▸ **THE TASK**:
Return every record below exactly as written, omitting any pictures.

○ ○ ○ ○ ○

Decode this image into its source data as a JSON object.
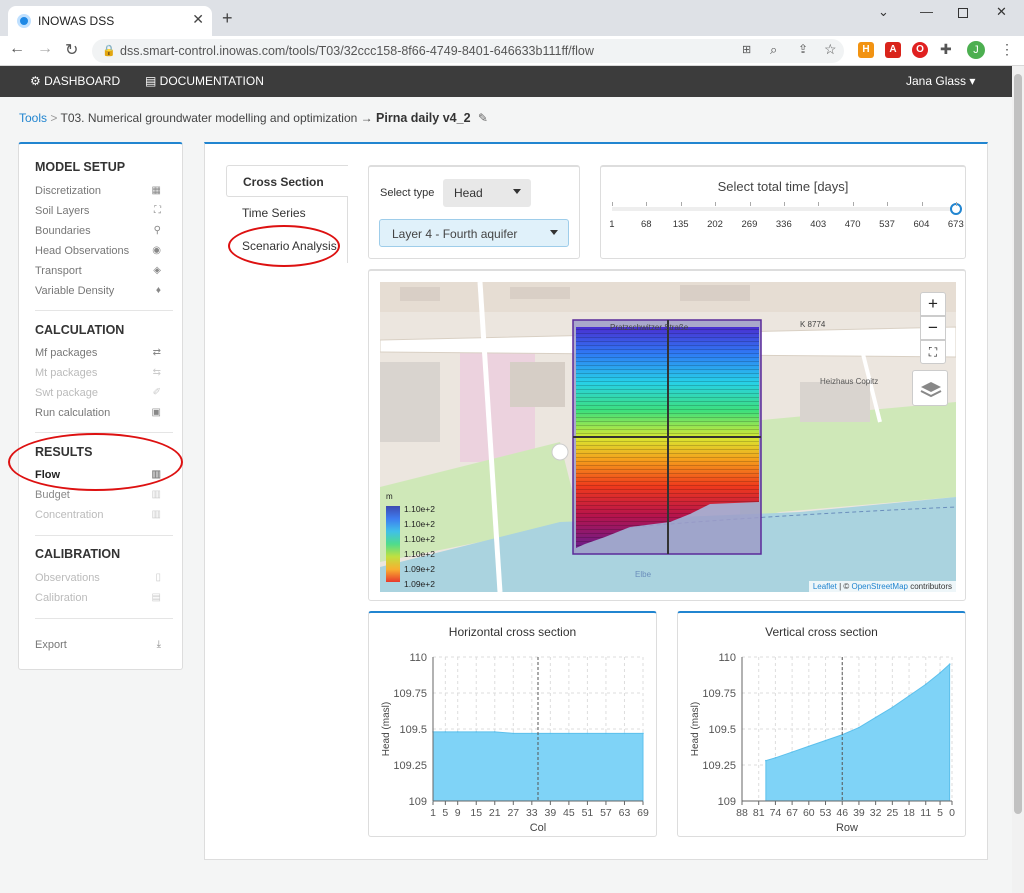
{
  "browser": {
    "tab_title": "INOWAS DSS",
    "url": "dss.smart-control.inowas.com/tools/T03/32ccc158-8f66-4749-8401-646633b111ff/flow",
    "avatar_letter": "J"
  },
  "header": {
    "dashboard": "DASHBOARD",
    "documentation": "DOCUMENTATION",
    "user": "Jana Glass"
  },
  "breadcrumb": {
    "tools": "Tools",
    "sep1": ">",
    "tool": "T03. Numerical groundwater modelling and optimization",
    "sep2": "→",
    "model": "Pirna daily v4_2"
  },
  "sidebar": {
    "model_setup": {
      "title": "MODEL SETUP",
      "items": [
        "Discretization",
        "Soil Layers",
        "Boundaries",
        "Head Observations",
        "Transport",
        "Variable Density"
      ]
    },
    "calculation": {
      "title": "CALCULATION",
      "items": [
        "Mf packages",
        "Mt packages",
        "Swt package",
        "Run calculation"
      ]
    },
    "results": {
      "title": "RESULTS",
      "items": [
        "Flow",
        "Budget",
        "Concentration"
      ]
    },
    "calibration": {
      "title": "CALIBRATION",
      "items": [
        "Observations",
        "Calibration"
      ]
    },
    "export": "Export"
  },
  "tabs": [
    "Cross Section",
    "Time Series",
    "Scenario Analysis"
  ],
  "select": {
    "type_label": "Select type",
    "type_value": "Head",
    "layer_value": "Layer 4 - Fourth aquifer"
  },
  "time": {
    "title": "Select total time [days]",
    "ticks": [
      "1",
      "68",
      "135",
      "202",
      "269",
      "336",
      "403",
      "470",
      "537",
      "604",
      "673"
    ],
    "selected_fraction": 1.0
  },
  "map": {
    "street1": "Pratzschwitzer Straße",
    "road": "K 8774",
    "poi": "Heizhaus Copitz",
    "river": "Elbe",
    "legend_unit": "m",
    "legend_values": [
      "1.10e+2",
      "1.10e+2",
      "1.10e+2",
      "1.10e+2",
      "1.09e+2",
      "1.09e+2"
    ],
    "attribution_leaflet": "Leaflet",
    "attribution_sep": " | © ",
    "attribution_osm": "OpenStreetMap",
    "attribution_rest": " contributors",
    "zoom_in": "+",
    "zoom_out": "−"
  },
  "chart_data": [
    {
      "type": "area",
      "title": "Horizontal cross section",
      "xlabel": "Col",
      "ylabel": "Head (masl)",
      "ylim": [
        109,
        110
      ],
      "yticks": [
        "109",
        "109.25",
        "109.5",
        "109.75",
        "110"
      ],
      "xticks": [
        "1",
        "5",
        "9",
        "15",
        "21",
        "27",
        "33",
        "39",
        "45",
        "51",
        "57",
        "63",
        "69"
      ],
      "x": [
        1,
        5,
        9,
        15,
        21,
        27,
        33,
        39,
        45,
        51,
        57,
        63,
        69
      ],
      "values": [
        109.48,
        109.48,
        109.48,
        109.48,
        109.48,
        109.47,
        109.47,
        109.47,
        109.47,
        109.47,
        109.47,
        109.47,
        109.47
      ],
      "marker": 35,
      "color": "#7fd3f7"
    },
    {
      "type": "area",
      "title": "Vertical cross section",
      "xlabel": "Row",
      "ylabel": "Head (masl)",
      "ylim": [
        109,
        110
      ],
      "yticks": [
        "109",
        "109.25",
        "109.5",
        "109.75",
        "110"
      ],
      "xticks": [
        "88",
        "81",
        "74",
        "67",
        "60",
        "53",
        "46",
        "39",
        "32",
        "25",
        "18",
        "11",
        "5",
        "0"
      ],
      "x": [
        78,
        74,
        67,
        60,
        53,
        46,
        39,
        32,
        25,
        18,
        11,
        5,
        1
      ],
      "values": [
        109.28,
        109.3,
        109.34,
        109.38,
        109.42,
        109.46,
        109.51,
        109.58,
        109.65,
        109.73,
        109.81,
        109.89,
        109.95
      ],
      "marker": 46,
      "color": "#7fd3f7"
    }
  ]
}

○ ○ ○ ○ ○

▸ **WRITTEN ANSWER**:
Decode this image into its source data as a JSON object.
{
  "browser": {
    "tab_title": "INOWAS DSS",
    "url": "dss.smart-control.inowas.com/tools/T03/32ccc158-8f66-4749-8401-646633b111ff/flow",
    "avatar_letter": "J"
  },
  "header": {
    "dashboard": "DASHBOARD",
    "documentation": "DOCUMENTATION",
    "user": "Jana Glass"
  },
  "breadcrumb": {
    "tools": "Tools",
    "sep1": ">",
    "tool": "T03. Numerical groundwater modelling and optimization",
    "sep2": "→",
    "model": "Pirna daily v4_2"
  },
  "sidebar": {
    "model_setup": {
      "title": "MODEL SETUP",
      "items": [
        "Discretization",
        "Soil Layers",
        "Boundaries",
        "Head Observations",
        "Transport",
        "Variable Density"
      ]
    },
    "calculation": {
      "title": "CALCULATION",
      "items": [
        "Mf packages",
        "Mt packages",
        "Swt package",
        "Run calculation"
      ]
    },
    "results": {
      "title": "RESULTS",
      "items": [
        "Flow",
        "Budget",
        "Concentration"
      ]
    },
    "calibration": {
      "title": "CALIBRATION",
      "items": [
        "Observations",
        "Calibration"
      ]
    },
    "export": "Export"
  },
  "tabs": [
    "Cross Section",
    "Time Series",
    "Scenario Analysis"
  ],
  "select": {
    "type_label": "Select type",
    "type_value": "Head",
    "layer_value": "Layer 4 - Fourth aquifer"
  },
  "time": {
    "title": "Select total time [days]",
    "ticks": [
      "1",
      "68",
      "135",
      "202",
      "269",
      "336",
      "403",
      "470",
      "537",
      "604",
      "673"
    ],
    "selected_fraction": 1.0
  },
  "map": {
    "street1": "Pratzschwitzer Straße",
    "road": "K 8774",
    "poi": "Heizhaus Copitz",
    "river": "Elbe",
    "legend_unit": "m",
    "legend_values": [
      "1.10e+2",
      "1.10e+2",
      "1.10e+2",
      "1.10e+2",
      "1.09e+2",
      "1.09e+2"
    ],
    "attribution_leaflet": "Leaflet",
    "attribution_sep": " | © ",
    "attribution_osm": "OpenStreetMap",
    "attribution_rest": " contributors",
    "zoom_in": "+",
    "zoom_out": "−"
  },
  "chart_data": [
    {
      "type": "area",
      "title": "Horizontal cross section",
      "xlabel": "Col",
      "ylabel": "Head (masl)",
      "ylim": [
        109,
        110
      ],
      "yticks": [
        "109",
        "109.25",
        "109.5",
        "109.75",
        "110"
      ],
      "xticks": [
        "1",
        "5",
        "9",
        "15",
        "21",
        "27",
        "33",
        "39",
        "45",
        "51",
        "57",
        "63",
        "69"
      ],
      "x": [
        1,
        5,
        9,
        15,
        21,
        27,
        33,
        39,
        45,
        51,
        57,
        63,
        69
      ],
      "values": [
        109.48,
        109.48,
        109.48,
        109.48,
        109.48,
        109.47,
        109.47,
        109.47,
        109.47,
        109.47,
        109.47,
        109.47,
        109.47
      ],
      "marker": 35,
      "color": "#7fd3f7"
    },
    {
      "type": "area",
      "title": "Vertical cross section",
      "xlabel": "Row",
      "ylabel": "Head (masl)",
      "ylim": [
        109,
        110
      ],
      "yticks": [
        "109",
        "109.25",
        "109.5",
        "109.75",
        "110"
      ],
      "xticks": [
        "88",
        "81",
        "74",
        "67",
        "60",
        "53",
        "46",
        "39",
        "32",
        "25",
        "18",
        "11",
        "5",
        "0"
      ],
      "x": [
        78,
        74,
        67,
        60,
        53,
        46,
        39,
        32,
        25,
        18,
        11,
        5,
        1
      ],
      "values": [
        109.28,
        109.3,
        109.34,
        109.38,
        109.42,
        109.46,
        109.51,
        109.58,
        109.65,
        109.73,
        109.81,
        109.89,
        109.95
      ],
      "marker": 46,
      "color": "#7fd3f7"
    }
  ]
}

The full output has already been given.